**Directions:**
Copy out the lines that include the word "SYSTEM".

[begin Material supplied]

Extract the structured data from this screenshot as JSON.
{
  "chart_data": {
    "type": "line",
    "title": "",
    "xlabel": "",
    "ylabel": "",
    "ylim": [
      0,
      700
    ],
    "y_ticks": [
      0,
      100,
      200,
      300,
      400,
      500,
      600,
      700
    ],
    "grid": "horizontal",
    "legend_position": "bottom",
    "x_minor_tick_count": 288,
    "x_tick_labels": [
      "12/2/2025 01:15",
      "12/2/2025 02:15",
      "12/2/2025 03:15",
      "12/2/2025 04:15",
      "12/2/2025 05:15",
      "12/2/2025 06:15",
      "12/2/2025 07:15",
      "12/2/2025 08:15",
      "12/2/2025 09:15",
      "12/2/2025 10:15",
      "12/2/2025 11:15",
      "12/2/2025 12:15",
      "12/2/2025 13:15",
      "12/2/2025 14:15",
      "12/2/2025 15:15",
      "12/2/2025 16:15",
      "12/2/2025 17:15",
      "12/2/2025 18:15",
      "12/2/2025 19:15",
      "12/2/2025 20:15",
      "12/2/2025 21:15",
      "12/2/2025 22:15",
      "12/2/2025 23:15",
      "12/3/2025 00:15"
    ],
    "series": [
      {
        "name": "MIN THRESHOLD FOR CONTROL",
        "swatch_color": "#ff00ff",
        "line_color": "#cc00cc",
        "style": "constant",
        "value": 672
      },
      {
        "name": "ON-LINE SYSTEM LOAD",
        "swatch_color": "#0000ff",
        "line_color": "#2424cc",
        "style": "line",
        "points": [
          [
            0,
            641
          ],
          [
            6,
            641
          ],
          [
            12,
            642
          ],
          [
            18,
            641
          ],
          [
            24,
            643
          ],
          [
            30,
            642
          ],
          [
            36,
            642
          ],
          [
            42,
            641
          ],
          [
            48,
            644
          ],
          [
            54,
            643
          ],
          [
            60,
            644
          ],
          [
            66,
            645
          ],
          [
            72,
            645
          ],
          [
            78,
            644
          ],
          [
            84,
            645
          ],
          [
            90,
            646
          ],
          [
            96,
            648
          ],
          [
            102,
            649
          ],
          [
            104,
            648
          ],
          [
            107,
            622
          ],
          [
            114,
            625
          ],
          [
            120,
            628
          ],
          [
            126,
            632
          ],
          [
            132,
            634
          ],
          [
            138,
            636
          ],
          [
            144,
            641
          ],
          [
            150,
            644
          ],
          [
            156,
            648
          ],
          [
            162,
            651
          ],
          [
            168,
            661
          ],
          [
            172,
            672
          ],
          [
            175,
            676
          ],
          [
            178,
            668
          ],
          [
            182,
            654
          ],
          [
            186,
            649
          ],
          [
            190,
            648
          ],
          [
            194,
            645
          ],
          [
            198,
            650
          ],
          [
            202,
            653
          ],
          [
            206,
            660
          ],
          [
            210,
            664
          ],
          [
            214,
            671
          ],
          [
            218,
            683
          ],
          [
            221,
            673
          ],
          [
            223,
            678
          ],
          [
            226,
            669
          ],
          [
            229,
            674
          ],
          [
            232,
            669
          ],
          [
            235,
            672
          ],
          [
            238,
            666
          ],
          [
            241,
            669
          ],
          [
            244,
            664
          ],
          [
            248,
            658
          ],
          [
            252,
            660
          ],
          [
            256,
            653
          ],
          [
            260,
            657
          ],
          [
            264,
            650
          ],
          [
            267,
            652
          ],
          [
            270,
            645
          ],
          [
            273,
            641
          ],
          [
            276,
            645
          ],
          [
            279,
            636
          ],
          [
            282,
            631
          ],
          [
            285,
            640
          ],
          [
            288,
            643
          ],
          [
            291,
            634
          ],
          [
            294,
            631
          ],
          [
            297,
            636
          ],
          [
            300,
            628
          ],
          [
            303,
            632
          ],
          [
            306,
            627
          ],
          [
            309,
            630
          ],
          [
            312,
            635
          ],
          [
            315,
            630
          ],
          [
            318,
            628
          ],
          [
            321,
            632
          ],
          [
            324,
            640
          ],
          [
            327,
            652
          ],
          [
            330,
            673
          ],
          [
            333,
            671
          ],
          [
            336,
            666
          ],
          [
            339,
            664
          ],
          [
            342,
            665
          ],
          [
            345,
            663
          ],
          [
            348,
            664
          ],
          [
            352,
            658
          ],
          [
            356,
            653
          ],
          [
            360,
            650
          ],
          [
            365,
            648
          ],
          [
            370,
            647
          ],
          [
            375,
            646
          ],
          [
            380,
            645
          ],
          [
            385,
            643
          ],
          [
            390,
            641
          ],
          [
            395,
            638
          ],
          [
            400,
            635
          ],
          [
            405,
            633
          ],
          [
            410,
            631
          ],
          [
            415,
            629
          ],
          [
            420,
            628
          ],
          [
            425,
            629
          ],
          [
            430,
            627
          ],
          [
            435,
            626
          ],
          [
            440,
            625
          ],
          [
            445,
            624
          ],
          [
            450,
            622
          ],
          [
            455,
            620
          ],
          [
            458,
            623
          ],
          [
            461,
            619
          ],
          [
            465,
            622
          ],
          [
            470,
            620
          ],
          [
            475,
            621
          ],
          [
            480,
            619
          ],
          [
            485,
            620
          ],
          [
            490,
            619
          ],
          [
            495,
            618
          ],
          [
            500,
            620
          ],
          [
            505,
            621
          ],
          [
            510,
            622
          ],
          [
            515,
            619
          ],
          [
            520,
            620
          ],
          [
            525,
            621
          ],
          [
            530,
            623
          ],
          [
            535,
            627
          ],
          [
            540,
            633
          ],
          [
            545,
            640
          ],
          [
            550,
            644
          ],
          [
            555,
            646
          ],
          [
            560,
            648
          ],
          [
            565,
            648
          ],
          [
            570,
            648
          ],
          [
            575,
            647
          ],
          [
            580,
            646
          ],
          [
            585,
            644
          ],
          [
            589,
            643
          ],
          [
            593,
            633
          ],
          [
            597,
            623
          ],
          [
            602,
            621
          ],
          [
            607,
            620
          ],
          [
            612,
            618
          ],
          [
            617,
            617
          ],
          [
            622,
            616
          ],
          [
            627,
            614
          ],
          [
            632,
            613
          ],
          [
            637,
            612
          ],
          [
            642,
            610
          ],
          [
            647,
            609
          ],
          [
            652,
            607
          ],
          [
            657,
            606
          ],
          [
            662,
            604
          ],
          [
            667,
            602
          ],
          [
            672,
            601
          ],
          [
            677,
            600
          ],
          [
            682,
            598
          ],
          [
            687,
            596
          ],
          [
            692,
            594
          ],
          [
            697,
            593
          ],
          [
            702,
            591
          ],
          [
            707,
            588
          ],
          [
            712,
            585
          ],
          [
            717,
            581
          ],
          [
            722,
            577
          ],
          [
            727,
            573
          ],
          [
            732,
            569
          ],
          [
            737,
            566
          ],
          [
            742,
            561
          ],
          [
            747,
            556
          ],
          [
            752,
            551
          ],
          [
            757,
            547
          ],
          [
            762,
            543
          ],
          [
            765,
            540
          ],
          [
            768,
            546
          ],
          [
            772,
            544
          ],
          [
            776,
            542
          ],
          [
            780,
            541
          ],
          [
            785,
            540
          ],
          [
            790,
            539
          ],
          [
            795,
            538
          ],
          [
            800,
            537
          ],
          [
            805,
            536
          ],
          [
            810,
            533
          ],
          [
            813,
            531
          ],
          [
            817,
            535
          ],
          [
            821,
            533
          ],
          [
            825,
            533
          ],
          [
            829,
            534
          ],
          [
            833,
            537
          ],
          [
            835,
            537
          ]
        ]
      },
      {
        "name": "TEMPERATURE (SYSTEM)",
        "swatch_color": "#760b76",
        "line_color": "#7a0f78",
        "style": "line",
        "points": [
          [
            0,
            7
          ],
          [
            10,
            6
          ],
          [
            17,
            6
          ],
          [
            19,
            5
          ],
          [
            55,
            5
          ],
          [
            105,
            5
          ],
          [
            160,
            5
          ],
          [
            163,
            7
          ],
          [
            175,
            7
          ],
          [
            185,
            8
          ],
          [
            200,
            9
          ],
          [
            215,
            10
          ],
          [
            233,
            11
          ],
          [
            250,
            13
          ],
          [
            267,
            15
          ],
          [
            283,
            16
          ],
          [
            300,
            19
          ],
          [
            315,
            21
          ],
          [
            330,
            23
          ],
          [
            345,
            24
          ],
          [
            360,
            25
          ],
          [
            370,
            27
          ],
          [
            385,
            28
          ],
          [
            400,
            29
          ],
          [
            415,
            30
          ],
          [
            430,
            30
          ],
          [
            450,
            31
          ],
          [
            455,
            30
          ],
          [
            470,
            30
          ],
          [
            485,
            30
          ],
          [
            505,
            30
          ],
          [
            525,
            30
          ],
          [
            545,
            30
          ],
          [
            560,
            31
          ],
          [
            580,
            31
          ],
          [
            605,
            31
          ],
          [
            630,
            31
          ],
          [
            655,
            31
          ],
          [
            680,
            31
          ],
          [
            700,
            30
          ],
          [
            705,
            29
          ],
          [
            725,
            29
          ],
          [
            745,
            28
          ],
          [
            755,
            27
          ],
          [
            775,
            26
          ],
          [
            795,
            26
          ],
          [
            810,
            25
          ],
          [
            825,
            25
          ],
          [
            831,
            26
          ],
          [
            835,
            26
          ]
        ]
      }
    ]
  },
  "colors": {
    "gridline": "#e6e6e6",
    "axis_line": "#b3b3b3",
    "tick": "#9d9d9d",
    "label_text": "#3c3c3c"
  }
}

[end Material supplied]

**The solution:**
        "name": "ON-LINE SYSTEM LOAD",
        "name": "TEMPERATURE (SYSTEM)",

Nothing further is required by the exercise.